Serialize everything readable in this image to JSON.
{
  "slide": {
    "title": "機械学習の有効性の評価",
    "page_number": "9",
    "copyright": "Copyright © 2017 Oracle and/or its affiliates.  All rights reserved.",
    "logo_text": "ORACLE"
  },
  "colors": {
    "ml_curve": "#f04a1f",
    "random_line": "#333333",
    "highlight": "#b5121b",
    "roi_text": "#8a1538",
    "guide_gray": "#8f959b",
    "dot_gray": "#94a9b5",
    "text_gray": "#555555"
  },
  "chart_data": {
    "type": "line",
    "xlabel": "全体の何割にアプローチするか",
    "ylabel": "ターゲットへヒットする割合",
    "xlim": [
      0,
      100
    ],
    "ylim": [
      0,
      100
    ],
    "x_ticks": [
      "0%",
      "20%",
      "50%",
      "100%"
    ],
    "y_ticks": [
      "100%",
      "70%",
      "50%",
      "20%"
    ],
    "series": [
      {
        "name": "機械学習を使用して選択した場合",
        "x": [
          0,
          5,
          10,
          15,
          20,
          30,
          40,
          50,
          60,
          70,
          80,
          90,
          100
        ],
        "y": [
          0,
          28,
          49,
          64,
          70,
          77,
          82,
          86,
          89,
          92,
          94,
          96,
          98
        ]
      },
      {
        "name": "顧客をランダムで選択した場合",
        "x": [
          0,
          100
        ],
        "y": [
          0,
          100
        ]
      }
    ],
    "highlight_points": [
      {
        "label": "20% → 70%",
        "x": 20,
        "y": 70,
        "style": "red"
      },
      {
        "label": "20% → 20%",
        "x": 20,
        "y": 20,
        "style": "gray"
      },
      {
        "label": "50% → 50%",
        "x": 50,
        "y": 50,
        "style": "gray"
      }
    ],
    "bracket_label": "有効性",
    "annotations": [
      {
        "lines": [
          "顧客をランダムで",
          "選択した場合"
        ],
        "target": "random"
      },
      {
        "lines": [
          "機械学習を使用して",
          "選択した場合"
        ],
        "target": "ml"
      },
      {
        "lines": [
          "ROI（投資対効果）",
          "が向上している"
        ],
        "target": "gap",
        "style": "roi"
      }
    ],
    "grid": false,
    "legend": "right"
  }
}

_ _ _ _ _

- Exercise brief -
Repeat the data precisely, line by line.

- Result -
Serialize everything readable in this image to JSON.
{
  "slide": {
    "title": "機械学習の有効性の評価",
    "page_number": "9",
    "copyright": "Copyright © 2017 Oracle and/or its affiliates.  All rights reserved.",
    "logo_text": "ORACLE"
  },
  "colors": {
    "ml_curve": "#f04a1f",
    "random_line": "#333333",
    "highlight": "#b5121b",
    "roi_text": "#8a1538",
    "guide_gray": "#8f959b",
    "dot_gray": "#94a9b5",
    "text_gray": "#555555"
  },
  "chart_data": {
    "type": "line",
    "xlabel": "全体の何割にアプローチするか",
    "ylabel": "ターゲットへヒットする割合",
    "xlim": [
      0,
      100
    ],
    "ylim": [
      0,
      100
    ],
    "x_ticks": [
      "0%",
      "20%",
      "50%",
      "100%"
    ],
    "y_ticks": [
      "100%",
      "70%",
      "50%",
      "20%"
    ],
    "series": [
      {
        "name": "機械学習を使用して選択した場合",
        "x": [
          0,
          5,
          10,
          15,
          20,
          30,
          40,
          50,
          60,
          70,
          80,
          90,
          100
        ],
        "y": [
          0,
          28,
          49,
          64,
          70,
          77,
          82,
          86,
          89,
          92,
          94,
          96,
          98
        ]
      },
      {
        "name": "顧客をランダムで選択した場合",
        "x": [
          0,
          100
        ],
        "y": [
          0,
          100
        ]
      }
    ],
    "highlight_points": [
      {
        "label": "20% → 70%",
        "x": 20,
        "y": 70,
        "style": "red"
      },
      {
        "label": "20% → 20%",
        "x": 20,
        "y": 20,
        "style": "gray"
      },
      {
        "label": "50% → 50%",
        "x": 50,
        "y": 50,
        "style": "gray"
      }
    ],
    "bracket_label": "有効性",
    "annotations": [
      {
        "lines": [
          "顧客をランダムで",
          "選択した場合"
        ],
        "target": "random"
      },
      {
        "lines": [
          "機械学習を使用して",
          "選択した場合"
        ],
        "target": "ml"
      },
      {
        "lines": [
          "ROI（投資対効果）",
          "が向上している"
        ],
        "target": "gap",
        "style": "roi"
      }
    ],
    "grid": false,
    "legend": "right"
  }
}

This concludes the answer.